Among the records below, find each line that includes the string "Satisfactio" and copy it.

[Collection entries]
## Start
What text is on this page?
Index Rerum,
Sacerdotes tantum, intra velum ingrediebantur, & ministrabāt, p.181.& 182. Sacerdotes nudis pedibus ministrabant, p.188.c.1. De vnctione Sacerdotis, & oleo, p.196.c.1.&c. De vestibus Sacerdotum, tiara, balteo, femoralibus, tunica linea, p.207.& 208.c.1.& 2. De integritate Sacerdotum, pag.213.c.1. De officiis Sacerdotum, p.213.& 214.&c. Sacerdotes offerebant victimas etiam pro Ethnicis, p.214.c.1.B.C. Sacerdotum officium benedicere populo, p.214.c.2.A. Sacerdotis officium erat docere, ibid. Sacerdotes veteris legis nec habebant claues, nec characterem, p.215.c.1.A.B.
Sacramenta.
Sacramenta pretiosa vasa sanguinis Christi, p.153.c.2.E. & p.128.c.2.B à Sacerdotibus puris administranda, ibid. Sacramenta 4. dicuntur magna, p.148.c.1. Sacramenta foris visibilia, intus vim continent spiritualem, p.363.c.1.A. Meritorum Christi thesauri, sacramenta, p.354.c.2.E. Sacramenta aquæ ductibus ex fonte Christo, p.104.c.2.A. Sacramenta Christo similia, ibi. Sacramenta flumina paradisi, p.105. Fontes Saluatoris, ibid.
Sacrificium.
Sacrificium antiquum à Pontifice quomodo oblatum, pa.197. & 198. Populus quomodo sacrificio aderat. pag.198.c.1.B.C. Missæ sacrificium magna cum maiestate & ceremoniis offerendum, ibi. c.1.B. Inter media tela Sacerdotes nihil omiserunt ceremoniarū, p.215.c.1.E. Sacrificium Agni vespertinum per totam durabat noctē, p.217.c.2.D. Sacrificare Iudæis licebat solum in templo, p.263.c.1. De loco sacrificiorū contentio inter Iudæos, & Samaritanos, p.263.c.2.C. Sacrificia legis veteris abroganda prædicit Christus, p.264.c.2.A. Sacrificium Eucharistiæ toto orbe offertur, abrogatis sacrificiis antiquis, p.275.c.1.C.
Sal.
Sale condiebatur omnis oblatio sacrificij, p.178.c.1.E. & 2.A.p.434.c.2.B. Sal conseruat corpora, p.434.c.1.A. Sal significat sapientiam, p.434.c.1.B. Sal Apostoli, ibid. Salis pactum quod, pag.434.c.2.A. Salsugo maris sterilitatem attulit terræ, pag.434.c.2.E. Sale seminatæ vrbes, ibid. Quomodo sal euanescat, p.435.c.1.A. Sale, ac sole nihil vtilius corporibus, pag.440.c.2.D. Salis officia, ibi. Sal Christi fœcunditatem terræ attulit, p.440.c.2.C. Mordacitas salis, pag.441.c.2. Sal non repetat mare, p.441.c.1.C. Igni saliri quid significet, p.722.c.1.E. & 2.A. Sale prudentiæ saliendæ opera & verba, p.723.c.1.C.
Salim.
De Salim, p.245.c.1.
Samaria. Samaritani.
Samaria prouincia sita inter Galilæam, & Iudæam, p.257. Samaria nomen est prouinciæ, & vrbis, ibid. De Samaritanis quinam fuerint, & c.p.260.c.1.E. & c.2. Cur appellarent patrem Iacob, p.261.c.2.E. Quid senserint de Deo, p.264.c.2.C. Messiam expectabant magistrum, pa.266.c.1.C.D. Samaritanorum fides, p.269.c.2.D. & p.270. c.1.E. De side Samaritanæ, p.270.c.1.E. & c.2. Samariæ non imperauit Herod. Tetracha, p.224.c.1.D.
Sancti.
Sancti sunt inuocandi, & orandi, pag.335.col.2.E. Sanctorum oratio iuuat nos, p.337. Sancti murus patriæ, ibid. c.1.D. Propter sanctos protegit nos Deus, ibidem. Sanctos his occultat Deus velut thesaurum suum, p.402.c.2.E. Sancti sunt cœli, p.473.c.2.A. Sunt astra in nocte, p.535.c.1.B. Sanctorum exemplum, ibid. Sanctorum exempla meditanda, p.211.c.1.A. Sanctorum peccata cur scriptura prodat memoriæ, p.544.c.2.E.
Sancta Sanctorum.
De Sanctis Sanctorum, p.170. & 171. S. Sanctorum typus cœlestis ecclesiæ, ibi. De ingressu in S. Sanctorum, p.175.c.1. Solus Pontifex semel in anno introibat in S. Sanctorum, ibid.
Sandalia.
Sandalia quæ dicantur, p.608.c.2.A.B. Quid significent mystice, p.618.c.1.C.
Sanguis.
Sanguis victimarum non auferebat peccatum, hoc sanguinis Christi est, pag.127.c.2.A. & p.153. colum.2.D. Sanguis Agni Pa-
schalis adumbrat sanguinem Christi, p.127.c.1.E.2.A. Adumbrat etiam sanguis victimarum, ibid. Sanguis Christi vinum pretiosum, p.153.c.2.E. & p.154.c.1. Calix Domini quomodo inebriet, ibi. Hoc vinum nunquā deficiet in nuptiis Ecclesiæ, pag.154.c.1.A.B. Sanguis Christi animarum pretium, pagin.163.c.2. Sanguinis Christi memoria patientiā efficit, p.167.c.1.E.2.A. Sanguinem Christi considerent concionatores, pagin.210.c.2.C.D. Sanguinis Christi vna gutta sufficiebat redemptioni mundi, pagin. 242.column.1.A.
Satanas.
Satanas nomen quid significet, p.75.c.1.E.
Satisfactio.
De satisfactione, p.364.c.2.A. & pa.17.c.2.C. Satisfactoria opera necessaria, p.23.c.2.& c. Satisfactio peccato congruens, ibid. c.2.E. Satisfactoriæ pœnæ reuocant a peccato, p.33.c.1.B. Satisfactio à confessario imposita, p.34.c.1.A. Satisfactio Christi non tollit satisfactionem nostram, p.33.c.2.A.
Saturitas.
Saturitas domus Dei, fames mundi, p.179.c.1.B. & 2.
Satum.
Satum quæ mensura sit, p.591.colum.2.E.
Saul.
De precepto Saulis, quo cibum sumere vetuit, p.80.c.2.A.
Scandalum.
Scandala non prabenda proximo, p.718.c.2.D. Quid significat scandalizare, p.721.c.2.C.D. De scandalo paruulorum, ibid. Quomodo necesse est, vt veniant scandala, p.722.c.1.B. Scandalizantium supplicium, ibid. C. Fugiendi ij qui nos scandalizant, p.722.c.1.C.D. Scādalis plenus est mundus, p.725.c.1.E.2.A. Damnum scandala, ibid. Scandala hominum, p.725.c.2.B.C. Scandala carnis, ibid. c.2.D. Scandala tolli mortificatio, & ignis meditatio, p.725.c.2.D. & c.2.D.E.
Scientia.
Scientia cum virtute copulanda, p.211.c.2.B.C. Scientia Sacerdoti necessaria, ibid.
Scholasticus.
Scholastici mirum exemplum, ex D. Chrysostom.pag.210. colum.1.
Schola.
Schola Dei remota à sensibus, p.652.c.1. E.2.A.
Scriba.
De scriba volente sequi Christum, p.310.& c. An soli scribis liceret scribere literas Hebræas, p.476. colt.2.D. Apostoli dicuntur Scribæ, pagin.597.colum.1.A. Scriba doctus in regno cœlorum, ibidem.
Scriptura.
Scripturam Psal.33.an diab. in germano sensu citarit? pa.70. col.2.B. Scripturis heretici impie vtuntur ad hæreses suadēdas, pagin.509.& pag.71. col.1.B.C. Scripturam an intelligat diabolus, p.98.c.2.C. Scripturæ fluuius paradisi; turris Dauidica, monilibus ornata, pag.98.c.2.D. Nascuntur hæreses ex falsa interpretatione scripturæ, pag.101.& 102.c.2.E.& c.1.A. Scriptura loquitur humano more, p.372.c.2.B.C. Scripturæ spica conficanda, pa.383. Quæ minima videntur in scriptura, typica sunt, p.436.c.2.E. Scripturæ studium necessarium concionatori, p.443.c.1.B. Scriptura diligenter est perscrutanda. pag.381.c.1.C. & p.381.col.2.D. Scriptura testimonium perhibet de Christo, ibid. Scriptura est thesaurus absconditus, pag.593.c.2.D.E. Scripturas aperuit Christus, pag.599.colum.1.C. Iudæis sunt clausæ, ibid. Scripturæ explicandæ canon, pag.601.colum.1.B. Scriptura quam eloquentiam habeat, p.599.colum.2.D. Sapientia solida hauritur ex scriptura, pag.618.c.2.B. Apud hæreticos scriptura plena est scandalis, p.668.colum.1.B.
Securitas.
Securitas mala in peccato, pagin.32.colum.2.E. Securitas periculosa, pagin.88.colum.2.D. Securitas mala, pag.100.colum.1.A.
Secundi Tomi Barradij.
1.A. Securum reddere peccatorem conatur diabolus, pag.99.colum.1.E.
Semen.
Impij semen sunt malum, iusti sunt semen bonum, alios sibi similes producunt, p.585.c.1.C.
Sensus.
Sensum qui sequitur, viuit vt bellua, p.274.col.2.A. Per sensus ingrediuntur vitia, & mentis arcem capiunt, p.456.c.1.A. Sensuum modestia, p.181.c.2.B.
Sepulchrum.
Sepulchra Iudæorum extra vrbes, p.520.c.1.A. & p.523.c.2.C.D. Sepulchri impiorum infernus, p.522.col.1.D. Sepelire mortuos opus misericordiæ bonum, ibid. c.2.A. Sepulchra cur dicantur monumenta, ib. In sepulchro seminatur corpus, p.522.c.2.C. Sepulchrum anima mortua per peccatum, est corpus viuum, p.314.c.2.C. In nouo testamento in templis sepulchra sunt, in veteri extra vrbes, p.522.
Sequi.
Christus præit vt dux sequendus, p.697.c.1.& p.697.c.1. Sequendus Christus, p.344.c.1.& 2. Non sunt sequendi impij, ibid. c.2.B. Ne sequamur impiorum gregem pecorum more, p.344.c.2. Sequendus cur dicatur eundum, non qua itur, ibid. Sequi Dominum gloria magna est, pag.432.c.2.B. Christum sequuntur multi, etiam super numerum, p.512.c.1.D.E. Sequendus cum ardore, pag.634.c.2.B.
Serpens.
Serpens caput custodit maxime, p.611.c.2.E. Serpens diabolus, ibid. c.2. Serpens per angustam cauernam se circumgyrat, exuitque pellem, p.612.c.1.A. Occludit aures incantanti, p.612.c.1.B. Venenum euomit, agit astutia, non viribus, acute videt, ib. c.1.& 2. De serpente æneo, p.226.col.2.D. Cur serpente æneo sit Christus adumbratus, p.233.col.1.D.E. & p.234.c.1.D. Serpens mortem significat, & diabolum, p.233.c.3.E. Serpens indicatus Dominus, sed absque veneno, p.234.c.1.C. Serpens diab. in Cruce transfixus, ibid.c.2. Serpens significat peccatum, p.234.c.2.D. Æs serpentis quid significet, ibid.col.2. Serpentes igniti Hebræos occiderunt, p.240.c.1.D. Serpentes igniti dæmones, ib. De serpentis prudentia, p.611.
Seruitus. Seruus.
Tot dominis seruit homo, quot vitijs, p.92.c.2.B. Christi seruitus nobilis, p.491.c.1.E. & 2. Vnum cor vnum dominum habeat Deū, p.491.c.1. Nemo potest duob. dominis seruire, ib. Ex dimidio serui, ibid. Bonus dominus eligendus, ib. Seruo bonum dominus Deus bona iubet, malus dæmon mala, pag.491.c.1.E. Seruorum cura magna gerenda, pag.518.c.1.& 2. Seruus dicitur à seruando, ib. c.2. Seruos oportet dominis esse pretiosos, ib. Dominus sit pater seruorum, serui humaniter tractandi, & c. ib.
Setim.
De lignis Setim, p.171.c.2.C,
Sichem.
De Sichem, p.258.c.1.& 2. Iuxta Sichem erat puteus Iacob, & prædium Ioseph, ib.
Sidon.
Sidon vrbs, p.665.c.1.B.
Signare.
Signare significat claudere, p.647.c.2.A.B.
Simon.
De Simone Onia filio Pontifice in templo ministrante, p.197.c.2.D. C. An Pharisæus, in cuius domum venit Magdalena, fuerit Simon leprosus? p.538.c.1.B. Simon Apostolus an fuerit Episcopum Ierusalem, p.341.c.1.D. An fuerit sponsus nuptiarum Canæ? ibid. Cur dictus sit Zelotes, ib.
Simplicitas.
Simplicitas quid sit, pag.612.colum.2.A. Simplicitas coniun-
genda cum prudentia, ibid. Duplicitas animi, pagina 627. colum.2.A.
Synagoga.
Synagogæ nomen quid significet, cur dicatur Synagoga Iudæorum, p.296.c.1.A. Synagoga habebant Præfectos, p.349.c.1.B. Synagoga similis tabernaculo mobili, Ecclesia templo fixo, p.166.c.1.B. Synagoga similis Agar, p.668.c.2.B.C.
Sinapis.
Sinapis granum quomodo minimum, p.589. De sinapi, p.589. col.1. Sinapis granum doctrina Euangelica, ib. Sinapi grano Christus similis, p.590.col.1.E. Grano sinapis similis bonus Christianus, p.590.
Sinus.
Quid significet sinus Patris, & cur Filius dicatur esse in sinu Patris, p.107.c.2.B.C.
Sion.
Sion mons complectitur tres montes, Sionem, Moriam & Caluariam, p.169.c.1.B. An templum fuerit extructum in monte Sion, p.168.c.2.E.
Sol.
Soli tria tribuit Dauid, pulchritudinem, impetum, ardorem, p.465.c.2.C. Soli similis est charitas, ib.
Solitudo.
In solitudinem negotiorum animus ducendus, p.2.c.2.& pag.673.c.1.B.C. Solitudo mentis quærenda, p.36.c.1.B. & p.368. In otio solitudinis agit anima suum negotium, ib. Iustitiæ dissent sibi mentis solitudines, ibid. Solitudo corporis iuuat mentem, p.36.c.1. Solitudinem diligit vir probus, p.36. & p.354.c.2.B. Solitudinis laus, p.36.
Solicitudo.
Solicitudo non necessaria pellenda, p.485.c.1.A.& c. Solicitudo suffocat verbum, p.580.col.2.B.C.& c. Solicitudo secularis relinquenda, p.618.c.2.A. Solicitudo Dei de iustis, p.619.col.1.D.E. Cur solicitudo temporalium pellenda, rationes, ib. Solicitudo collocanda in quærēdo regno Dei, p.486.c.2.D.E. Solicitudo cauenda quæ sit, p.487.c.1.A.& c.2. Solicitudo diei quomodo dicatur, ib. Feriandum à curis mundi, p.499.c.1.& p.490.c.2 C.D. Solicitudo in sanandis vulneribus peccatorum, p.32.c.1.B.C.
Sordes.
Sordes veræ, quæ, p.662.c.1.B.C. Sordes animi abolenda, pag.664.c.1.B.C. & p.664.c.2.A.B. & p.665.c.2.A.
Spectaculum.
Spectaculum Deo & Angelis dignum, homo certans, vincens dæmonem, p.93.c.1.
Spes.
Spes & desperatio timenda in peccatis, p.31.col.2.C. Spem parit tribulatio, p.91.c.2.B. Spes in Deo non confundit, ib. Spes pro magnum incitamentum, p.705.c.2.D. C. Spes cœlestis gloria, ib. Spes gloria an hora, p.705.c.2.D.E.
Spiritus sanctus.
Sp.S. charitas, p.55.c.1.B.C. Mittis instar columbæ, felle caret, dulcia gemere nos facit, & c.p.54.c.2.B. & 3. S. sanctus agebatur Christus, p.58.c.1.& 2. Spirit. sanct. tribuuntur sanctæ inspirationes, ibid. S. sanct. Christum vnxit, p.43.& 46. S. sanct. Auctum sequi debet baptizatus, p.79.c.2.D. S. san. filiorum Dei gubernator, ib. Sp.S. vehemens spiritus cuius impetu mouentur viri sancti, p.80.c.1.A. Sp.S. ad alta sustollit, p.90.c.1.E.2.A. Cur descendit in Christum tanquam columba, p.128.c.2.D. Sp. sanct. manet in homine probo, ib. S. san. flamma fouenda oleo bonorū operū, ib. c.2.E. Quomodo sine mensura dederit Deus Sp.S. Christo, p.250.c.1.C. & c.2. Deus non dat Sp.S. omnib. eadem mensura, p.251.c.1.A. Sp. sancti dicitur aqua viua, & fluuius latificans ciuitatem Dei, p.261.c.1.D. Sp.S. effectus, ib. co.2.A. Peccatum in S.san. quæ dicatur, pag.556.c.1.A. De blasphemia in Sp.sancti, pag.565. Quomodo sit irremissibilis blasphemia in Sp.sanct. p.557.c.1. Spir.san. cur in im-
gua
## End
Exercise result:
Satisfactio.
De satisfactione, p.364.c.2.A. & pa.17.c.2.C. Satisfactoria opera necessaria, p.23.c.2.& c. Satisfactio peccato congruens, ibid. c.2.E. Satisfactoriæ pœnæ reuocant a peccato, p.33.c.1.B. Satisfactio à confessario imposita, p.34.c.1.A. Satisfactio Christi non tollit satisfactionem nostram, p.33.c.2.A.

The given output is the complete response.